* _REQUIREMENTS_
Write every record out again exactly as given.
:: MATERIAL FOR THIS TASK ::
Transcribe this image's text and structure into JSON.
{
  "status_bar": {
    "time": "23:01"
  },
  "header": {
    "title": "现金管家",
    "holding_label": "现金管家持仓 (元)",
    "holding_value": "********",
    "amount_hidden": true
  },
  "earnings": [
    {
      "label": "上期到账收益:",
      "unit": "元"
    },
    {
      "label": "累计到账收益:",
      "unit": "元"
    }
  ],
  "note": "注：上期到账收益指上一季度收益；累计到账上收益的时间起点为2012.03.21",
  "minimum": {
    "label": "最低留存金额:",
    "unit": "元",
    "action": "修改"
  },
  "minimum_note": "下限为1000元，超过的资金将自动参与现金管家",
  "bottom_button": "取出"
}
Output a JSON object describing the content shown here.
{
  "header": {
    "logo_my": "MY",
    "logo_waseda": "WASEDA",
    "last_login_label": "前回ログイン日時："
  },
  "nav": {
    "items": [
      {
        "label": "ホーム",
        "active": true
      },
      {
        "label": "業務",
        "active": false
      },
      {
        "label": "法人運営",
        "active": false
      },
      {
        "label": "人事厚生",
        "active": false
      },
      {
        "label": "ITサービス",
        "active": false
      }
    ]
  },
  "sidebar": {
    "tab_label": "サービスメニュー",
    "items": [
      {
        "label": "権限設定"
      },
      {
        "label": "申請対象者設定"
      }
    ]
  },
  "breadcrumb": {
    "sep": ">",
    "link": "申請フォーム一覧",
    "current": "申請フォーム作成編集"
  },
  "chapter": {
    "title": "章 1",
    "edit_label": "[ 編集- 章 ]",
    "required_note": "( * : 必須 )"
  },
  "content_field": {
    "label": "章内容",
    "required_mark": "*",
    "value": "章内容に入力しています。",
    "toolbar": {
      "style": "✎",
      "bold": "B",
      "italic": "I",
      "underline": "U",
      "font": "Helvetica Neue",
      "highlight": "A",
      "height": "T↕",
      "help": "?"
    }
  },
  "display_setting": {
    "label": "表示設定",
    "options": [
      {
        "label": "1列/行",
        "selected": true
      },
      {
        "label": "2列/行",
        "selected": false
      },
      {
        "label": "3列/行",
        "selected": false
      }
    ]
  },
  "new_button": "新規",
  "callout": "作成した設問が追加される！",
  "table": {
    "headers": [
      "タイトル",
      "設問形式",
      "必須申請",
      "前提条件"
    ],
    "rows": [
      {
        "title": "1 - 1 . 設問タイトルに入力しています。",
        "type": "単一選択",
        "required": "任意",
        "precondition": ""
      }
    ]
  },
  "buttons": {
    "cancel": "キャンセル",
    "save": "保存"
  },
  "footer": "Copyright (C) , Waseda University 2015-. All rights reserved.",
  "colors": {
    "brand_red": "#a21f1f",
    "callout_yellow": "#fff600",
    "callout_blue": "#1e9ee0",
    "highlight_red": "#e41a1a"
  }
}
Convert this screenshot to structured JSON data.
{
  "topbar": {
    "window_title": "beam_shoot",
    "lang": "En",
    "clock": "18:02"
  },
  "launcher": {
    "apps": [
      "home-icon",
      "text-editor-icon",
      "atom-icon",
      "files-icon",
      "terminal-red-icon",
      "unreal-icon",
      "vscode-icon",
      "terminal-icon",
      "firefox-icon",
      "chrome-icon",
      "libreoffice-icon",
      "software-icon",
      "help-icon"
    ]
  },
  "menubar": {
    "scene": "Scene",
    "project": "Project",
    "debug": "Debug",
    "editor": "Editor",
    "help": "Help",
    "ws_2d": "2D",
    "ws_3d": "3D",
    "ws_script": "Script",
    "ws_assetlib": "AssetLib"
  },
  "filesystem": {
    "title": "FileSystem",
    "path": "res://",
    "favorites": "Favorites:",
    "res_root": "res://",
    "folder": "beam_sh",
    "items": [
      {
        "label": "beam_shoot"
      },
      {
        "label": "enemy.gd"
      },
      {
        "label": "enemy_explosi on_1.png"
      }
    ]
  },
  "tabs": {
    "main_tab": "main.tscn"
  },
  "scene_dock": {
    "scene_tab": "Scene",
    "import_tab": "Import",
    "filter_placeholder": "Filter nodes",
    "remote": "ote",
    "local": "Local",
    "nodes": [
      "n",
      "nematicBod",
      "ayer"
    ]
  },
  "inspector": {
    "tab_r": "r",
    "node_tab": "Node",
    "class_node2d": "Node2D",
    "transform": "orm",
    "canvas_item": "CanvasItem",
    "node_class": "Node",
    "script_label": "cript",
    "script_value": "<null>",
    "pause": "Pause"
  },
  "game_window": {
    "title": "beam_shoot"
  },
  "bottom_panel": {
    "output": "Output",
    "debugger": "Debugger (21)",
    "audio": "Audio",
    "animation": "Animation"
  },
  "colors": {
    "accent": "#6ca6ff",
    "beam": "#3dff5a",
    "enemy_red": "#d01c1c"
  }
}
:::
* _RESULT OF THE EXERCISE_
Transcribe this image's text and structure into JSON.
{
  "status_bar": {
    "time": "23:01"
  },
  "header": {
    "title": "现金管家",
    "holding_label": "现金管家持仓 (元)",
    "holding_value": "********",
    "amount_hidden": true
  },
  "earnings": [
    {
      "label": "上期到账收益:",
      "unit": "元"
    },
    {
      "label": "累计到账收益:",
      "unit": "元"
    }
  ],
  "note": "注：上期到账收益指上一季度收益；累计到账上收益的时间起点为2012.03.21",
  "minimum": {
    "label": "最低留存金额:",
    "unit": "元",
    "action": "修改"
  },
  "minimum_note": "下限为1000元，超过的资金将自动参与现金管家",
  "bottom_button": "取出"
}
Output a JSON object describing the content shown here.
{
  "header": {
    "logo_my": "MY",
    "logo_waseda": "WASEDA",
    "last_login_label": "前回ログイン日時："
  },
  "nav": {
    "items": [
      {
        "label": "ホーム",
        "active": true
      },
      {
        "label": "業務",
        "active": false
      },
      {
        "label": "法人運営",
        "active": false
      },
      {
        "label": "人事厚生",
        "active": false
      },
      {
        "label": "ITサービス",
        "active": false
      }
    ]
  },
  "sidebar": {
    "tab_label": "サービスメニュー",
    "items": [
      {
        "label": "権限設定"
      },
      {
        "label": "申請対象者設定"
      }
    ]
  },
  "breadcrumb": {
    "sep": ">",
    "link": "申請フォーム一覧",
    "current": "申請フォーム作成編集"
  },
  "chapter": {
    "title": "章 1",
    "edit_label": "[ 編集- 章 ]",
    "required_note": "( * : 必須 )"
  },
  "content_field": {
    "label": "章内容",
    "required_mark": "*",
    "value": "章内容に入力しています。",
    "toolbar": {
      "style": "✎",
      "bold": "B",
      "italic": "I",
      "underline": "U",
      "font": "Helvetica Neue",
      "highlight": "A",
      "height": "T↕",
      "help": "?"
    }
  },
  "display_setting": {
    "label": "表示設定",
    "options": [
      {
        "label": "1列/行",
        "selected": true
      },
      {
        "label": "2列/行",
        "selected": false
      },
      {
        "label": "3列/行",
        "selected": false
      }
    ]
  },
  "new_button": "新規",
  "callout": "作成した設問が追加される！",
  "table": {
    "headers": [
      "タイトル",
      "設問形式",
      "必須申請",
      "前提条件"
    ],
    "rows": [
      {
        "title": "1 - 1 . 設問タイトルに入力しています。",
        "type": "単一選択",
        "required": "任意",
        "precondition": ""
      }
    ]
  },
  "buttons": {
    "cancel": "キャンセル",
    "save": "保存"
  },
  "footer": "Copyright (C) , Waseda University 2015-. All rights reserved.",
  "colors": {
    "brand_red": "#a21f1f",
    "callout_yellow": "#fff600",
    "callout_blue": "#1e9ee0",
    "highlight_red": "#e41a1a"
  }
}
Convert this screenshot to structured JSON data.
{
  "topbar": {
    "window_title": "beam_shoot",
    "lang": "En",
    "clock": "18:02"
  },
  "launcher": {
    "apps": [
      "home-icon",
      "text-editor-icon",
      "atom-icon",
      "files-icon",
      "terminal-red-icon",
      "unreal-icon",
      "vscode-icon",
      "terminal-icon",
      "firefox-icon",
      "chrome-icon",
      "libreoffice-icon",
      "software-icon",
      "help-icon"
    ]
  },
  "menubar": {
    "scene": "Scene",
    "project": "Project",
    "debug": "Debug",
    "editor": "Editor",
    "help": "Help",
    "ws_2d": "2D",
    "ws_3d": "3D",
    "ws_script": "Script",
    "ws_assetlib": "AssetLib"
  },
  "filesystem": {
    "title": "FileSystem",
    "path": "res://",
    "favorites": "Favorites:",
    "res_root": "res://",
    "folder": "beam_sh",
    "items": [
      {
        "label": "beam_shoot"
      },
      {
        "label": "enemy.gd"
      },
      {
        "label": "enemy_explosi on_1.png"
      }
    ]
  },
  "tabs": {
    "main_tab": "main.tscn"
  },
  "scene_dock": {
    "scene_tab": "Scene",
    "import_tab": "Import",
    "filter_placeholder": "Filter nodes",
    "remote": "ote",
    "local": "Local",
    "nodes": [
      "n",
      "nematicBod",
      "ayer"
    ]
  },
  "inspector": {
    "tab_r": "r",
    "node_tab": "Node",
    "class_node2d": "Node2D",
    "transform": "orm",
    "canvas_item": "CanvasItem",
    "node_class": "Node",
    "script_label": "cript",
    "script_value": "<null>",
    "pause": "Pause"
  },
  "game_window": {
    "title": "beam_shoot"
  },
  "bottom_panel": {
    "output": "Output",
    "debugger": "Debugger (21)",
    "audio": "Audio",
    "animation": "Animation"
  },
  "colors": {
    "accent": "#6ca6ff",
    "beam": "#3dff5a",
    "enemy_red": "#d01c1c"
  }
}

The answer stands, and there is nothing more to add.